>> Start

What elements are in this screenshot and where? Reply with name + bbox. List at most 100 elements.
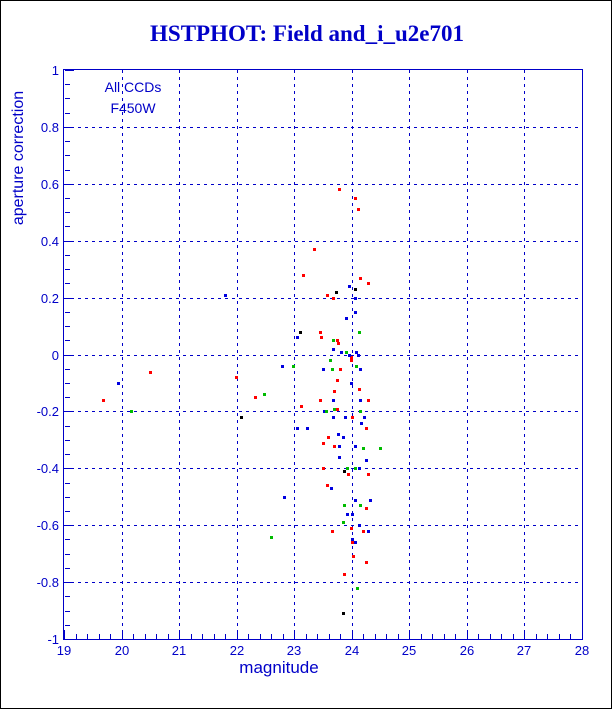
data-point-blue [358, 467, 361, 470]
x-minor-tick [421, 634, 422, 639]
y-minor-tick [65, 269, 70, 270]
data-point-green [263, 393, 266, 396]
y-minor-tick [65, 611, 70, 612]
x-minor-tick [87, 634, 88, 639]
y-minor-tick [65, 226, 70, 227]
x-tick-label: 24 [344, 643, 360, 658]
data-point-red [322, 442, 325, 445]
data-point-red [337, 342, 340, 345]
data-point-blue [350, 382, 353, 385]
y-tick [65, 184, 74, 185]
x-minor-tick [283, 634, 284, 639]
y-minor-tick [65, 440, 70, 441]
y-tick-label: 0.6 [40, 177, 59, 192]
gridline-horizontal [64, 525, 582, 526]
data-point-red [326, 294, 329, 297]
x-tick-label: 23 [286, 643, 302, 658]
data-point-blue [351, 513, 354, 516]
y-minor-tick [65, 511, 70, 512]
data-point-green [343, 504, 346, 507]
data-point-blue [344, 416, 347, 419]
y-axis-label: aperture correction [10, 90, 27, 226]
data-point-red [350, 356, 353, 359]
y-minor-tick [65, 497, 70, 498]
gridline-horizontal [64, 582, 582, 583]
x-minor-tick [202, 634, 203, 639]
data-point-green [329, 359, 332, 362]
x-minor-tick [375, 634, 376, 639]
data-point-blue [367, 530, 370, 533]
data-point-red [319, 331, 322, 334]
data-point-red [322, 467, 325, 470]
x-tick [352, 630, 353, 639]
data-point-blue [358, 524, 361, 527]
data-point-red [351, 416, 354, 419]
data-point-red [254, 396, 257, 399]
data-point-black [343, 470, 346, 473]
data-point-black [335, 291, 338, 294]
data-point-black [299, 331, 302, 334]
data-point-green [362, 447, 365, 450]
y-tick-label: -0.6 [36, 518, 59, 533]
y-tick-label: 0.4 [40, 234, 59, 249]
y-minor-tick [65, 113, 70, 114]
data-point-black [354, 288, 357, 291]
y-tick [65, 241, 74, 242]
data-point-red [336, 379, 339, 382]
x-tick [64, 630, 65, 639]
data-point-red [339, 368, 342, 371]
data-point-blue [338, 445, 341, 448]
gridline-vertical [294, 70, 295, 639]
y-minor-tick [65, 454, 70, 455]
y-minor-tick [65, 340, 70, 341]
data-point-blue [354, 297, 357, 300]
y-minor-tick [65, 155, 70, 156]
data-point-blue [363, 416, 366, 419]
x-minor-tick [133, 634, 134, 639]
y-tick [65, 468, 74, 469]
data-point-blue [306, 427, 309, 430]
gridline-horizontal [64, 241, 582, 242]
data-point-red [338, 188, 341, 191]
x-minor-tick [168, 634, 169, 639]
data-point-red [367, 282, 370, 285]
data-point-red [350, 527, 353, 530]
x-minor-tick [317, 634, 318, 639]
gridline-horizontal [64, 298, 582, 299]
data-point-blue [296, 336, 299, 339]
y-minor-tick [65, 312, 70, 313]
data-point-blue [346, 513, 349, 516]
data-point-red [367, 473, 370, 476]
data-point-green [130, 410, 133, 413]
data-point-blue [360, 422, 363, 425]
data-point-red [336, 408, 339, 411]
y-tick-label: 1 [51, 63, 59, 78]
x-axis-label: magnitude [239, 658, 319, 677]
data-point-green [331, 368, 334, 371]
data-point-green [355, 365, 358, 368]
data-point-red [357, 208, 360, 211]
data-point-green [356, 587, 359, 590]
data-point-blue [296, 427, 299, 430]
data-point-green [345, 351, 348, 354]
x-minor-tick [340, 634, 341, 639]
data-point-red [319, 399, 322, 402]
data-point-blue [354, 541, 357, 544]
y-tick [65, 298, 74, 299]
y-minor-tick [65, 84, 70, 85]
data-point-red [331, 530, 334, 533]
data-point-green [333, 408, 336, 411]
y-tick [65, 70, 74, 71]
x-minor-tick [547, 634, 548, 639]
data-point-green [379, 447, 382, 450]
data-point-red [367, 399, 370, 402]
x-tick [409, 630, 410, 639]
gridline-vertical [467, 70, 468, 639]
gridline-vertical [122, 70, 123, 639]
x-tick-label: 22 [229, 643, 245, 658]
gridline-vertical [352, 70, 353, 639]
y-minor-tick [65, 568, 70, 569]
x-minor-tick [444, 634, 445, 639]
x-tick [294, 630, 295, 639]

>> End
>> Start

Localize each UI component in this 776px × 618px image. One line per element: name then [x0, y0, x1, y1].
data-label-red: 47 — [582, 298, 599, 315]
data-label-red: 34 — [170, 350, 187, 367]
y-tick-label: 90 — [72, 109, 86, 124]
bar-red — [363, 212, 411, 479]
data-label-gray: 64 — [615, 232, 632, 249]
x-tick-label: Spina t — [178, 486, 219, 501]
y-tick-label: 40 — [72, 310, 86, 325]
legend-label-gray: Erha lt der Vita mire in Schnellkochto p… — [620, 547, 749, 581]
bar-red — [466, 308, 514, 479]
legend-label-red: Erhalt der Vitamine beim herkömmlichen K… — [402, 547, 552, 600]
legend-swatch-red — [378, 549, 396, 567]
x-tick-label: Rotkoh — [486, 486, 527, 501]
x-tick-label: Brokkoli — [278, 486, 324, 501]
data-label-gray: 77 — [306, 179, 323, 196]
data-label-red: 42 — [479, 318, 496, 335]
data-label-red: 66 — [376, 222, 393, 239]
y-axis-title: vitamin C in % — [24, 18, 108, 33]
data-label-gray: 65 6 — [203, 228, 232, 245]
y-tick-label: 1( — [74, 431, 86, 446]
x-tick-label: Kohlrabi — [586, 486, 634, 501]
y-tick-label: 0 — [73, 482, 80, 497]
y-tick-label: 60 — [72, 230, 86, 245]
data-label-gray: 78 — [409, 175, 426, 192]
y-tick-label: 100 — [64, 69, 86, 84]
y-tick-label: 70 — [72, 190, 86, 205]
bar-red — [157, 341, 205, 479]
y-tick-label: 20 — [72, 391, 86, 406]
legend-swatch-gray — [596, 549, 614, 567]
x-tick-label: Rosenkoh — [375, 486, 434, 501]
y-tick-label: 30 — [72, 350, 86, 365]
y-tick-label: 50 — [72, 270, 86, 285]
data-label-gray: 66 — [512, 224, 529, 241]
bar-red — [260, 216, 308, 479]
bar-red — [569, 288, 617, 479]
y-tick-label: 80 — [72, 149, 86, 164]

>> End

_Exercise goal_
Reproduce the records starting at the line with "data-point-blue [358, 467, 361, 470]" and ending at the line with "gridline-horizontal [64, 241, 582, 242]", both of those lines included.

_Result of this exercise_
data-point-blue [358, 467, 361, 470]
x-minor-tick [421, 634, 422, 639]
y-minor-tick [65, 269, 70, 270]
data-point-green [263, 393, 266, 396]
y-minor-tick [65, 611, 70, 612]
x-minor-tick [87, 634, 88, 639]
y-minor-tick [65, 226, 70, 227]
x-tick-label: 24 [344, 643, 360, 658]
data-point-red [322, 442, 325, 445]
data-point-red [337, 342, 340, 345]
data-point-blue [350, 382, 353, 385]
y-tick [65, 184, 74, 185]
x-minor-tick [283, 634, 284, 639]
y-minor-tick [65, 440, 70, 441]
y-tick-label: 0.6 [40, 177, 59, 192]
gridline-horizontal [64, 525, 582, 526]
data-point-red [326, 294, 329, 297]
x-tick-label: 23 [286, 643, 302, 658]
data-point-blue [351, 513, 354, 516]
y-minor-tick [65, 511, 70, 512]
data-point-green [343, 504, 346, 507]
data-point-blue [344, 416, 347, 419]
y-axis-label: aperture correction [10, 90, 27, 226]
data-point-red [350, 356, 353, 359]
y-minor-tick [65, 497, 70, 498]
gridline-horizontal [64, 582, 582, 583]
x-minor-tick [202, 634, 203, 639]
data-point-green [329, 359, 332, 362]
x-minor-tick [375, 634, 376, 639]
data-point-blue [367, 530, 370, 533]
data-point-red [319, 331, 322, 334]
data-point-red [322, 467, 325, 470]
x-tick [352, 630, 353, 639]
data-point-blue [358, 524, 361, 527]
data-point-red [351, 416, 354, 419]
data-point-red [254, 396, 257, 399]
data-point-black [343, 470, 346, 473]
data-point-black [335, 291, 338, 294]
data-point-black [299, 331, 302, 334]
data-point-green [362, 447, 365, 450]
y-tick-label: -0.6 [36, 518, 59, 533]
y-tick-label: 0.4 [40, 234, 59, 249]
y-minor-tick [65, 113, 70, 114]
data-point-black [354, 288, 357, 291]
y-tick [65, 241, 74, 242]
data-point-red [336, 379, 339, 382]
x-tick [64, 630, 65, 639]
data-point-red [339, 368, 342, 371]
data-point-blue [338, 445, 341, 448]
gridline-vertical [294, 70, 295, 639]
y-minor-tick [65, 454, 70, 455]
y-minor-tick [65, 340, 70, 341]
data-point-blue [354, 297, 357, 300]
y-minor-tick [65, 155, 70, 156]
data-point-blue [363, 416, 366, 419]
x-minor-tick [133, 634, 134, 639]
y-tick [65, 468, 74, 469]
data-point-blue [306, 427, 309, 430]
gridline-horizontal [64, 241, 582, 242]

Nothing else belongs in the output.